SELECTED PASSAGE:

┄┄┄┄┄┄

Frank-Wolfe

Author: Adeline Tse, Jeff Cheung, Tucker Barrett (SYSEN 5800 Fall 2021)

Introduction

The Frank-Wolfe algorithm is an iterative first-order optimization algorithm for constrained convex optimization, first proposed by Marguerite Frank and Philip Wolfe from Princeton University in 1956.^[1] It is also known as the “gradient and interpolation” algorithm or sometimes the “conditional gradient method” as it utilizes a simplex method of comparing an initial feasible point with a secondary basic feasible point to maximize the linear constraints in each iteration to find or approximate the optimal solution.

Advantages of the Frank-Wolfe algorithm include that it is simple to implement, it results in a projection-free computation (that is, it does not require projections back to the constraint set to ensure feasibility), and it generates solution iterations that are sparse with respect to the constraint set. However, one of the major drawbacks of Frank-Wolfe algorithm is the practical convergence, which can potentially be an extremely slow computation process. Nonetheless, new sub-method has been proposed to accelerate the algorithm by better aligning the descent direction while still preserving the projection-free property. ^[2] Therefore, despite the downside of Frank-Wolfe algorithm, the numerous benefits of this algorithm allow it to be utilized in artificial intelligence, machine learning, traffic assignment, signal processing, and many more applications.

Theory & Methodology

The Frank-Wolfe algorithm uses step size and postulated convexity, which formulates a matrix of positive semidefinite quadratic form. Just like a convex function yields a global minimum at any local minimum on a convex set, by the definition of nonlinear programming, the concave quadratic function would yield a global maximum point at any local maximum on a convex constraint set.

The methodology of the Frank-Wolfe algorithm starts with obtaining the generalized Lagrange multipliers for a quadratic problem, PI. The found multipliers are considered solutions to a new quadratic problem, PII. The simplex method is then applied to the new problem, PII, and the gradient and interpolation method is utilized to make incremental steps towards the solution of the original quadratic problem, PI. This is performed by taking an initial feasible point, obtaining a second basic feasible point along the gradient of the objective function at the initial point, and maximizing the objective function along the segment that joins these two points. The found maximum along the segment is utilized as the starting point for the next iteration.^[1] Using this method, the values of the objective function converge to zero and in one of the iterations, a secondary point will yield a solution.

┄┄┄┄┄┄

RAW DATA:

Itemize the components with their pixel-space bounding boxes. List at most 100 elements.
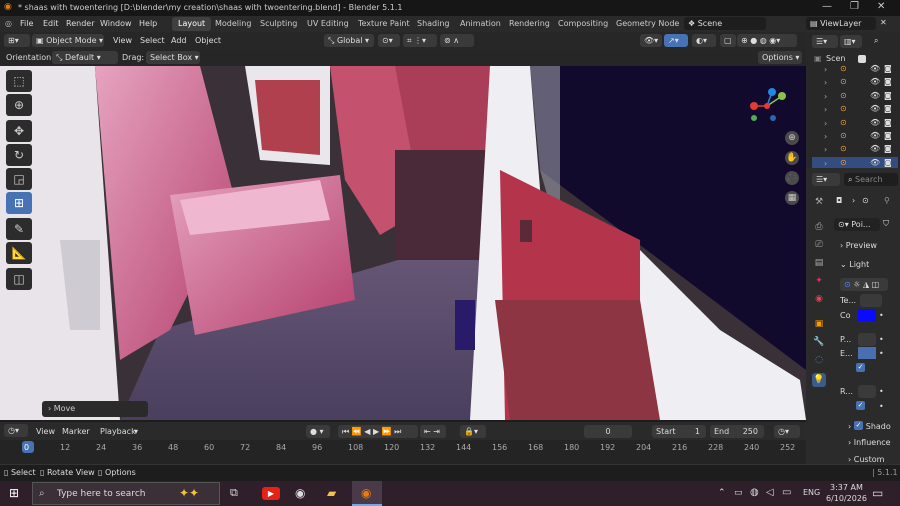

┄┄┄┄┄┄

TASKS AND EXERCISES:
[a] According to the Frank-Wolfe page, in what year did Marguerite Frank and Philip Wolfe first propose the algorithm?
[b] Write out everything in the Frank-Wolfe page from "The Frank-Wolfe algorithm uses" down to "convex constraint set.", substituting "assumed convexity" for "postulated convexity".
The listing is not required for this work.

THE RESPONSES:
[a] 1956

[b]
The Frank-Wolfe algorithm uses step size and assumed convexity, which formulates a matrix of positive semidefinite quadratic form. Just like a convex function yields a global minimum at any local minimum on a convex set, by the definition of nonlinear programming, the concave quadratic function would yield a global maximum point at any local maximum on a convex constraint set.